• _Stated exercise_:
Exact repetition is required: output every record in full.

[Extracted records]
● ● ●
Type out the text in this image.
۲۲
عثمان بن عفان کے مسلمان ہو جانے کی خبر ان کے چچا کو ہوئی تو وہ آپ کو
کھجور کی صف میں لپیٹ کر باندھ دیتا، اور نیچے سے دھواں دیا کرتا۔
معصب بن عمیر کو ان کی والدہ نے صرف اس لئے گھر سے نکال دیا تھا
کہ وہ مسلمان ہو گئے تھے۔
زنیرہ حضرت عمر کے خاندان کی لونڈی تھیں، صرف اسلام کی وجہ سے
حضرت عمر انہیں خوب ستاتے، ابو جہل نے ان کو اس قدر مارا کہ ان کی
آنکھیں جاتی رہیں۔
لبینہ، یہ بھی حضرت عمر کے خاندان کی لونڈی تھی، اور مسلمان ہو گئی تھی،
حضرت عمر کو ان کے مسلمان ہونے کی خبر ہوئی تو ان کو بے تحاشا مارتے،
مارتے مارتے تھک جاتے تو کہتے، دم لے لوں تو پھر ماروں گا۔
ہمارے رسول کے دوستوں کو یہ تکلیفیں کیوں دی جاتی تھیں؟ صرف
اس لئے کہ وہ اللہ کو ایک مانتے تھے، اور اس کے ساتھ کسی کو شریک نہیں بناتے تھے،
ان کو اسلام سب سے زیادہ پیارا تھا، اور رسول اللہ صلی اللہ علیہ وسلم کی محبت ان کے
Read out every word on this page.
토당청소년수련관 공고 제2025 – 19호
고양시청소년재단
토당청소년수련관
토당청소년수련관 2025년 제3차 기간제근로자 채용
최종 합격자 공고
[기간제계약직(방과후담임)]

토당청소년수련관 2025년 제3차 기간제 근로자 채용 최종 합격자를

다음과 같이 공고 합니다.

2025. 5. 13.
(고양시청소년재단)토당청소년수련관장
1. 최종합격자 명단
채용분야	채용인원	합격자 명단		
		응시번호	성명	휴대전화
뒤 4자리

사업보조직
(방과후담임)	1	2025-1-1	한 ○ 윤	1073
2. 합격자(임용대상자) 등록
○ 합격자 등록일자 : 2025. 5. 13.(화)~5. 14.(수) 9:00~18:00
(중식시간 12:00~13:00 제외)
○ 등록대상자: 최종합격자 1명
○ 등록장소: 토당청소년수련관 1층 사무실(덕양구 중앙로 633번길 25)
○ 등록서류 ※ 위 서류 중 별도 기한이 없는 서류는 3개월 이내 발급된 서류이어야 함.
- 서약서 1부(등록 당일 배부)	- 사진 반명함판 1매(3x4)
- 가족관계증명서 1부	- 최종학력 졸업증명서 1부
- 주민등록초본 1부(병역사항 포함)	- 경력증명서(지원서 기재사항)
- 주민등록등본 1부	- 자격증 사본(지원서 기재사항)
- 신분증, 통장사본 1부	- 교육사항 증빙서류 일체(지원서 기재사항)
● ● ●
• _Response to this task_:
Type out the text in this image.
۲۲
عثمان بن عفان کے مسلمان ہو جانے کی خبر ان کے چچا کو ہوئی تو وہ آپ کو
کھجور کی صف میں لپیٹ کر باندھ دیتا، اور نیچے سے دھواں دیا کرتا۔
معصب بن عمیر کو ان کی والدہ نے صرف اس لئے گھر سے نکال دیا تھا
کہ وہ مسلمان ہو گئے تھے۔
زنیرہ حضرت عمر کے خاندان کی لونڈی تھیں، صرف اسلام کی وجہ سے
حضرت عمر انہیں خوب ستاتے، ابو جہل نے ان کو اس قدر مارا کہ ان کی
آنکھیں جاتی رہیں۔
لبینہ، یہ بھی حضرت عمر کے خاندان کی لونڈی تھی، اور مسلمان ہو گئی تھی،
حضرت عمر کو ان کے مسلمان ہونے کی خبر ہوئی تو ان کو بے تحاشا مارتے،
مارتے مارتے تھک جاتے تو کہتے، دم لے لوں تو پھر ماروں گا۔
ہمارے رسول کے دوستوں کو یہ تکلیفیں کیوں دی جاتی تھیں؟ صرف
اس لئے کہ وہ اللہ کو ایک مانتے تھے، اور اس کے ساتھ کسی کو شریک نہیں بناتے تھے،
ان کو اسلام سب سے زیادہ پیارا تھا، اور رسول اللہ صلی اللہ علیہ وسلم کی محبت ان کے
Read out every word on this page.
토당청소년수련관 공고 제2025 – 19호
고양시청소년재단
토당청소년수련관
토당청소년수련관 2025년 제3차 기간제근로자 채용
최종 합격자 공고
[기간제계약직(방과후담임)]

토당청소년수련관 2025년 제3차 기간제 근로자 채용 최종 합격자를

다음과 같이 공고 합니다.

2025. 5. 13.
(고양시청소년재단)토당청소년수련관장
1. 최종합격자 명단
채용분야	채용인원	합격자 명단		
		응시번호	성명	휴대전화
뒤 4자리

사업보조직
(방과후담임)	1	2025-1-1	한 ○ 윤	1073
2. 합격자(임용대상자) 등록
○ 합격자 등록일자 : 2025. 5. 13.(화)~5. 14.(수) 9:00~18:00
(중식시간 12:00~13:00 제외)
○ 등록대상자: 최종합격자 1명
○ 등록장소: 토당청소년수련관 1층 사무실(덕양구 중앙로 633번길 25)
○ 등록서류 ※ 위 서류 중 별도 기한이 없는 서류는 3개월 이내 발급된 서류이어야 함.
- 서약서 1부(등록 당일 배부)	- 사진 반명함판 1매(3x4)
- 가족관계증명서 1부	- 최종학력 졸업증명서 1부
- 주민등록초본 1부(병역사항 포함)	- 경력증명서(지원서 기재사항)
- 주민등록등본 1부	- 자격증 사본(지원서 기재사항)
- 신분증, 통장사본 1부	- 교육사항 증빙서류 일체(지원서 기재사항)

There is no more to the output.